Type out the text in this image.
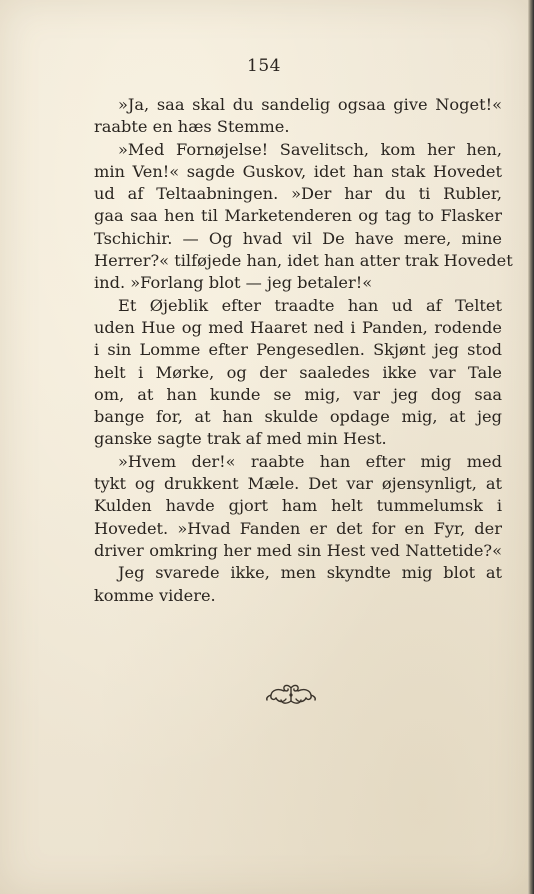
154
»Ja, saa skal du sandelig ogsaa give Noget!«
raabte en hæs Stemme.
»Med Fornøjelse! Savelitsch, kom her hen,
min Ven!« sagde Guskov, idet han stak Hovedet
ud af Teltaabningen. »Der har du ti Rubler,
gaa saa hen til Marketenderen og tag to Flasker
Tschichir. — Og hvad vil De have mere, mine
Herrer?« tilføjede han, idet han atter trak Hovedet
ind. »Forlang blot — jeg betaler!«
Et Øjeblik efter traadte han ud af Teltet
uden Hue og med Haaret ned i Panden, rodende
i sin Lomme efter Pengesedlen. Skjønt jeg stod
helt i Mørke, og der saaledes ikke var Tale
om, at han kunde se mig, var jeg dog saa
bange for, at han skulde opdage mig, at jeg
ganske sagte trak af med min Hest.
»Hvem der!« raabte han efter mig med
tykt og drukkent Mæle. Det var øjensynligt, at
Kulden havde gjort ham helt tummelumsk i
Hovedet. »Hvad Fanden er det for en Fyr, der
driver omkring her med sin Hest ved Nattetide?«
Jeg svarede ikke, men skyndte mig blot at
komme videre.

---

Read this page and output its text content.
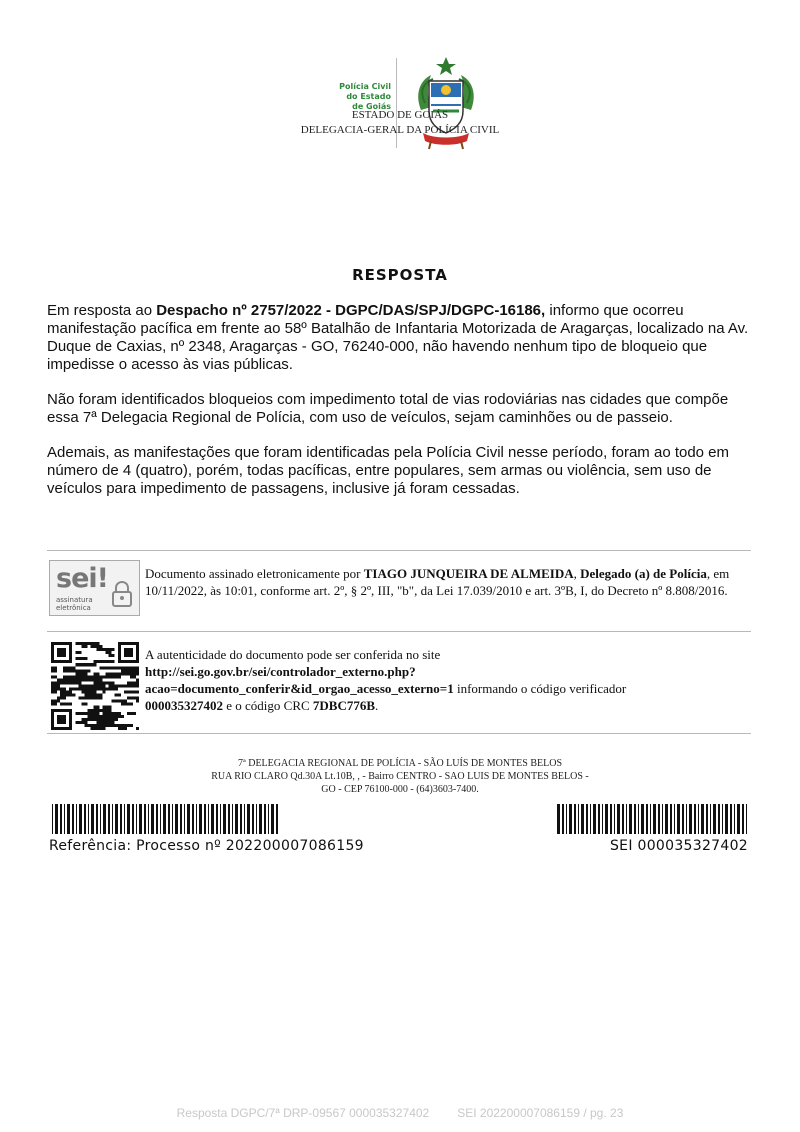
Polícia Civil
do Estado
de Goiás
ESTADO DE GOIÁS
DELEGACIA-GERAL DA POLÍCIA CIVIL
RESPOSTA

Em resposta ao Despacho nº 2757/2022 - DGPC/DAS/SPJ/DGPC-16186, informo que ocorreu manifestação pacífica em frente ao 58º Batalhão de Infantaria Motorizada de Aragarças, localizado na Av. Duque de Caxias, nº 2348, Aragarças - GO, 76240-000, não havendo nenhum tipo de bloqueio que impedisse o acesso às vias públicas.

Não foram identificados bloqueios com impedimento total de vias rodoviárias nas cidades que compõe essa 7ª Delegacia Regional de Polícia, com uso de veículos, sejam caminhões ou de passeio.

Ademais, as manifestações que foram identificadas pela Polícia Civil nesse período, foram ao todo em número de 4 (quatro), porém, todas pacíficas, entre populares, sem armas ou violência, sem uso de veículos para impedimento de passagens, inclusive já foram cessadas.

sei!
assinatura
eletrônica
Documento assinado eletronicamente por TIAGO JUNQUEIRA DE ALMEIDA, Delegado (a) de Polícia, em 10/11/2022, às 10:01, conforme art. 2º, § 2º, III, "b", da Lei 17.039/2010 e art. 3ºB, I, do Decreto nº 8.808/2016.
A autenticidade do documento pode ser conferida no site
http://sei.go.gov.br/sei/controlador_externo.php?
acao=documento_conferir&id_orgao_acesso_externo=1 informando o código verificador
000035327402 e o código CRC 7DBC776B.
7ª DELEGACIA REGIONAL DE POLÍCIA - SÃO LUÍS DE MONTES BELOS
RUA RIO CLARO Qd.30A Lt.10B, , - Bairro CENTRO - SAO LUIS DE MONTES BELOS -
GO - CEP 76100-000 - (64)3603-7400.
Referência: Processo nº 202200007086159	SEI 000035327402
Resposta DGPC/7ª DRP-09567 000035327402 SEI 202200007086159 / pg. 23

* What the exercise asks *
Go through the listing above and pull out each line containing the word "Hest".

* Response to the task *
ganske sagte trak af med min Hest.
driver omkring her med sin Hest ved Nattetide?«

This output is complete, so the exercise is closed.